++++ Information given
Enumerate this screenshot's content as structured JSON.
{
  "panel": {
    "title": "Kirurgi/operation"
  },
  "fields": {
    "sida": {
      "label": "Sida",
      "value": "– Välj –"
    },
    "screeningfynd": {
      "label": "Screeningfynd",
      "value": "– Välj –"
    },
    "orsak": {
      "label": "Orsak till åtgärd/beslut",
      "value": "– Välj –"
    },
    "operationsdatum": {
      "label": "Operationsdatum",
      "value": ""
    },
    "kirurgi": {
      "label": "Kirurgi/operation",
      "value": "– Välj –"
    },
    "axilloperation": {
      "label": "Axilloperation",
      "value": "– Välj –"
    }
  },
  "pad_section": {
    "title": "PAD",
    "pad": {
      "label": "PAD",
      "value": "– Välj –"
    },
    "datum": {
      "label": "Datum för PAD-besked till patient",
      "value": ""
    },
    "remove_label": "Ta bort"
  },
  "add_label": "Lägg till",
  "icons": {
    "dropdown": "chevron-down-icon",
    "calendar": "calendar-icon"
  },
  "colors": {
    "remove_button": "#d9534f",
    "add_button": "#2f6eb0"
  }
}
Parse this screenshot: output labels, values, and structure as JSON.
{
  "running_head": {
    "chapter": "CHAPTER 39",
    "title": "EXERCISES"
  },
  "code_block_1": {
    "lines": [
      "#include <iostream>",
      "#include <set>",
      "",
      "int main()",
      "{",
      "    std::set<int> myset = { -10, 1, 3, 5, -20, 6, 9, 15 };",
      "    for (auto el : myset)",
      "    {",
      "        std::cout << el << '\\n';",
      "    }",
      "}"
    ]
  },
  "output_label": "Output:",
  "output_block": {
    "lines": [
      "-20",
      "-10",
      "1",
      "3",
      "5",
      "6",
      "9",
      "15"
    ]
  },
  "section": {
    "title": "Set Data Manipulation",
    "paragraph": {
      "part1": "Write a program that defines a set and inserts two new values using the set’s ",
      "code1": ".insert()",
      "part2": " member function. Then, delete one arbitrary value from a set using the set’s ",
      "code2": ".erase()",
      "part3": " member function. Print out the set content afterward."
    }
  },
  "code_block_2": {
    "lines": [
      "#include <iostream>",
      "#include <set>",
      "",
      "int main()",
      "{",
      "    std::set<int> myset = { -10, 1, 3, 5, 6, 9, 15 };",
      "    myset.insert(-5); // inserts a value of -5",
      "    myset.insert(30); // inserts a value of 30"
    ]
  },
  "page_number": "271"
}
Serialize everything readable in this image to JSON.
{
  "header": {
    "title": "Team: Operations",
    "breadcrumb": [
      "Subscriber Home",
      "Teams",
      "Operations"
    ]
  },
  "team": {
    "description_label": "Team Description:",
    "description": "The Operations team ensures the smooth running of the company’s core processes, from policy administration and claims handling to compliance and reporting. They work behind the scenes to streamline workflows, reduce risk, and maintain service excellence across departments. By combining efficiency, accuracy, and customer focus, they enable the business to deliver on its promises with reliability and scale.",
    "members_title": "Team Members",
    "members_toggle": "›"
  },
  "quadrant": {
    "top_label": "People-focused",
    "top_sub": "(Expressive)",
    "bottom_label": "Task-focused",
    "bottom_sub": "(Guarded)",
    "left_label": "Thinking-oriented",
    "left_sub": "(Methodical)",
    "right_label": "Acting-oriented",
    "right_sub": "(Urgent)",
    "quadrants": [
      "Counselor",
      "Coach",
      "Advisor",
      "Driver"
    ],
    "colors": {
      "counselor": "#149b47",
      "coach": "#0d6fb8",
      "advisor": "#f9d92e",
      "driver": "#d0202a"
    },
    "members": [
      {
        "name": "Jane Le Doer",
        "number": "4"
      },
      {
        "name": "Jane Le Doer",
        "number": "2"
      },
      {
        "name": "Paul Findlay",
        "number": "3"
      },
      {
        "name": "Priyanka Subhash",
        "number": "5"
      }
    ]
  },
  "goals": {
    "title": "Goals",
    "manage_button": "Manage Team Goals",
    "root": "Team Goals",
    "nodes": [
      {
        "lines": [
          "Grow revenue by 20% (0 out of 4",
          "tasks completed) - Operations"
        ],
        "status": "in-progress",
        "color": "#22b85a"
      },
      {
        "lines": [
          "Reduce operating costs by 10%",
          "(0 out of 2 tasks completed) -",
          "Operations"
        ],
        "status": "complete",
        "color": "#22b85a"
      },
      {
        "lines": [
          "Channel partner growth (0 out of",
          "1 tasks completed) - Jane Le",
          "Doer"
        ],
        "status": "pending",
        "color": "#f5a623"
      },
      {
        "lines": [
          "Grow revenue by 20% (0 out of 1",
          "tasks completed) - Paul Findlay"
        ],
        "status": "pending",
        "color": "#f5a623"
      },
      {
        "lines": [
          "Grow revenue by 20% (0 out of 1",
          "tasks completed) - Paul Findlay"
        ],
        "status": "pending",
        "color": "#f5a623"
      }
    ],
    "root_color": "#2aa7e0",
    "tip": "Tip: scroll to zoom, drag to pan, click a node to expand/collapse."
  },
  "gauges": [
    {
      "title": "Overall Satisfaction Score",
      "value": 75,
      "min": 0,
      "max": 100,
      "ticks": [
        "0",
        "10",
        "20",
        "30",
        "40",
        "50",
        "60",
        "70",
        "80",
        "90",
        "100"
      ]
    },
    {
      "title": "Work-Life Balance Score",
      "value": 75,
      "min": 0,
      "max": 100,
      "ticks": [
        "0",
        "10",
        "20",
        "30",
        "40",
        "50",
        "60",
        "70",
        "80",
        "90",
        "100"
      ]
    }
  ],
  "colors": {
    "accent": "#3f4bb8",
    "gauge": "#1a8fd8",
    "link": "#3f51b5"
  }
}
++++++++
**What the task asks**. Each entry above is to be set down again in exactly the same words.

**Result of the exercise**.
Enumerate this screenshot's content as structured JSON.
{
  "panel": {
    "title": "Kirurgi/operation"
  },
  "fields": {
    "sida": {
      "label": "Sida",
      "value": "– Välj –"
    },
    "screeningfynd": {
      "label": "Screeningfynd",
      "value": "– Välj –"
    },
    "orsak": {
      "label": "Orsak till åtgärd/beslut",
      "value": "– Välj –"
    },
    "operationsdatum": {
      "label": "Operationsdatum",
      "value": ""
    },
    "kirurgi": {
      "label": "Kirurgi/operation",
      "value": "– Välj –"
    },
    "axilloperation": {
      "label": "Axilloperation",
      "value": "– Välj –"
    }
  },
  "pad_section": {
    "title": "PAD",
    "pad": {
      "label": "PAD",
      "value": "– Välj –"
    },
    "datum": {
      "label": "Datum för PAD-besked till patient",
      "value": ""
    },
    "remove_label": "Ta bort"
  },
  "add_label": "Lägg till",
  "icons": {
    "dropdown": "chevron-down-icon",
    "calendar": "calendar-icon"
  },
  "colors": {
    "remove_button": "#d9534f",
    "add_button": "#2f6eb0"
  }
}
Parse this screenshot: output labels, values, and structure as JSON.
{
  "running_head": {
    "chapter": "CHAPTER 39",
    "title": "EXERCISES"
  },
  "code_block_1": {
    "lines": [
      "#include <iostream>",
      "#include <set>",
      "",
      "int main()",
      "{",
      "    std::set<int> myset = { -10, 1, 3, 5, -20, 6, 9, 15 };",
      "    for (auto el : myset)",
      "    {",
      "        std::cout << el << '\\n';",
      "    }",
      "}"
    ]
  },
  "output_label": "Output:",
  "output_block": {
    "lines": [
      "-20",
      "-10",
      "1",
      "3",
      "5",
      "6",
      "9",
      "15"
    ]
  },
  "section": {
    "title": "Set Data Manipulation",
    "paragraph": {
      "part1": "Write a program that defines a set and inserts two new values using the set’s ",
      "code1": ".insert()",
      "part2": " member function. Then, delete one arbitrary value from a set using the set’s ",
      "code2": ".erase()",
      "part3": " member function. Print out the set content afterward."
    }
  },
  "code_block_2": {
    "lines": [
      "#include <iostream>",
      "#include <set>",
      "",
      "int main()",
      "{",
      "    std::set<int> myset = { -10, 1, 3, 5, 6, 9, 15 };",
      "    myset.insert(-5); // inserts a value of -5",
      "    myset.insert(30); // inserts a value of 30"
    ]
  },
  "page_number": "271"
}
Serialize everything readable in this image to JSON.
{
  "header": {
    "title": "Team: Operations",
    "breadcrumb": [
      "Subscriber Home",
      "Teams",
      "Operations"
    ]
  },
  "team": {
    "description_label": "Team Description:",
    "description": "The Operations team ensures the smooth running of the company’s core processes, from policy administration and claims handling to compliance and reporting. They work behind the scenes to streamline workflows, reduce risk, and maintain service excellence across departments. By combining efficiency, accuracy, and customer focus, they enable the business to deliver on its promises with reliability and scale.",
    "members_title": "Team Members",
    "members_toggle": "›"
  },
  "quadrant": {
    "top_label": "People-focused",
    "top_sub": "(Expressive)",
    "bottom_label": "Task-focused",
    "bottom_sub": "(Guarded)",
    "left_label": "Thinking-oriented",
    "left_sub": "(Methodical)",
    "right_label": "Acting-oriented",
    "right_sub": "(Urgent)",
    "quadrants": [
      "Counselor",
      "Coach",
      "Advisor",
      "Driver"
    ],
    "colors": {
      "counselor": "#149b47",
      "coach": "#0d6fb8",
      "advisor": "#f9d92e",
      "driver": "#d0202a"
    },
    "members": [
      {
        "name": "Jane Le Doer",
        "number": "4"
      },
      {
        "name": "Jane Le Doer",
        "number": "2"
      },
      {
        "name": "Paul Findlay",
        "number": "3"
      },
      {
        "name": "Priyanka Subhash",
        "number": "5"
      }
    ]
  },
  "goals": {
    "title": "Goals",
    "manage_button": "Manage Team Goals",
    "root": "Team Goals",
    "nodes": [
      {
        "lines": [
          "Grow revenue by 20% (0 out of 4",
          "tasks completed) - Operations"
        ],
        "status": "in-progress",
        "color": "#22b85a"
      },
      {
        "lines": [
          "Reduce operating costs by 10%",
          "(0 out of 2 tasks completed) -",
          "Operations"
        ],
        "status": "complete",
        "color": "#22b85a"
      },
      {
        "lines": [
          "Channel partner growth (0 out of",
          "1 tasks completed) - Jane Le",
          "Doer"
        ],
        "status": "pending",
        "color": "#f5a623"
      },
      {
        "lines": [
          "Grow revenue by 20% (0 out of 1",
          "tasks completed) - Paul Findlay"
        ],
        "status": "pending",
        "color": "#f5a623"
      },
      {
        "lines": [
          "Grow revenue by 20% (0 out of 1",
          "tasks completed) - Paul Findlay"
        ],
        "status": "pending",
        "color": "#f5a623"
      }
    ],
    "root_color": "#2aa7e0",
    "tip": "Tip: scroll to zoom, drag to pan, click a node to expand/collapse."
  },
  "gauges": [
    {
      "title": "Overall Satisfaction Score",
      "value": 75,
      "min": 0,
      "max": 100,
      "ticks": [
        "0",
        "10",
        "20",
        "30",
        "40",
        "50",
        "60",
        "70",
        "80",
        "90",
        "100"
      ]
    },
    {
      "title": "Work-Life Balance Score",
      "value": 75,
      "min": 0,
      "max": 100,
      "ticks": [
        "0",
        "10",
        "20",
        "30",
        "40",
        "50",
        "60",
        "70",
        "80",
        "90",
        "100"
      ]
    }
  ],
  "colors": {
    "accent": "#3f4bb8",
    "gauge": "#1a8fd8",
    "link": "#3f51b5"
  }
}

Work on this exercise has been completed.